(Items stored from a collection)
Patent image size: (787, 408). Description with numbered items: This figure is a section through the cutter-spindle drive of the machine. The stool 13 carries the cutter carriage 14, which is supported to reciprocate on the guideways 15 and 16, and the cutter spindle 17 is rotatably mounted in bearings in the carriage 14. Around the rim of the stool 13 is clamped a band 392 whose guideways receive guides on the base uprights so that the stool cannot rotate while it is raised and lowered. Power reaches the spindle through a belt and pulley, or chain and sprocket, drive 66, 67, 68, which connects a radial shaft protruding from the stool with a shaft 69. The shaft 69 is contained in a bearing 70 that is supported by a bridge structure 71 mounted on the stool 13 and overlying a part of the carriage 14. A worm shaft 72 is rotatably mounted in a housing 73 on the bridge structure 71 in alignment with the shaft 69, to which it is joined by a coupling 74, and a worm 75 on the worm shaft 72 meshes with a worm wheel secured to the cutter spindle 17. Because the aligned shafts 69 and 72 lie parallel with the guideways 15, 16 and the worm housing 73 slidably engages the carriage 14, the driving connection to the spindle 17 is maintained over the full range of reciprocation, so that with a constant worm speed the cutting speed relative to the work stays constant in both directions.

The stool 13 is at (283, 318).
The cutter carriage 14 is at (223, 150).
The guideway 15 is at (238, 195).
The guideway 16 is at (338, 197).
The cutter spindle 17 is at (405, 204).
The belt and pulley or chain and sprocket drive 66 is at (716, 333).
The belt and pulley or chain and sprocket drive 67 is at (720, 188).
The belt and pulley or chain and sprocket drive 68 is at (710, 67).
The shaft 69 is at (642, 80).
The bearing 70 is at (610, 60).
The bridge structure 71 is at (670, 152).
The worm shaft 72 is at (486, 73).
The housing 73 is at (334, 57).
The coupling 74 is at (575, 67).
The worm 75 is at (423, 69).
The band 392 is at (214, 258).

Task goal — Copy out every line of the records above word for word, keeping each character unchanged.

Exercise answer —
Patent image size: (787, 408). Description with numbered items: This figure is a section through the cutter-spindle drive of the machine. The stool 13 carries the cutter carriage 14, which is supported to reciprocate on the guideways 15 and 16, and the cutter spindle 17 is rotatably mounted in bearings in the carriage 14. Around the rim of the stool 13 is clamped a band 392 whose guideways receive guides on the base uprights so that the stool cannot rotate while it is raised and lowered. Power reaches the spindle through a belt and pulley, or chain and sprocket, drive 66, 67, 68, which connects a radial shaft protruding from the stool with a shaft 69. The shaft 69 is contained in a bearing 70 that is supported by a bridge structure 71 mounted on the stool 13 and overlying a part of the carriage 14. A worm shaft 72 is rotatably mounted in a housing 73 on the bridge structure 71 in alignment with the shaft 69, to which it is joined by a coupling 74, and a worm 75 on the worm shaft 72 meshes with a worm wheel secured to the cutter spindle 17. Because the aligned shafts 69 and 72 lie parallel with the guideways 15, 16 and the worm housing 73 slidably engages the carriage 14, the driving connection to the spindle 17 is maintained over the full range of reciprocation, so that with a constant worm speed the cutting speed relative to the work stays constant in both directions.

The stool 13 is at (283, 318).
The cutter carriage 14 is at (223, 150).
The guideway 15 is at (238, 195).
The guideway 16 is at (338, 197).
The cutter spindle 17 is at (405, 204).
The belt and pulley or chain and sprocket drive 66 is at (716, 333).
The belt and pulley or chain and sprocket drive 67 is at (720, 188).
The belt and pulley or chain and sprocket drive 68 is at (710, 67).
The shaft 69 is at (642, 80).
The bearing 70 is at (610, 60).
The bridge structure 71 is at (670, 152).
The worm shaft 72 is at (486, 73).
The housing 73 is at (334, 57).
The coupling 74 is at (575, 67).
The worm 75 is at (423, 69).
The band 392 is at (214, 258).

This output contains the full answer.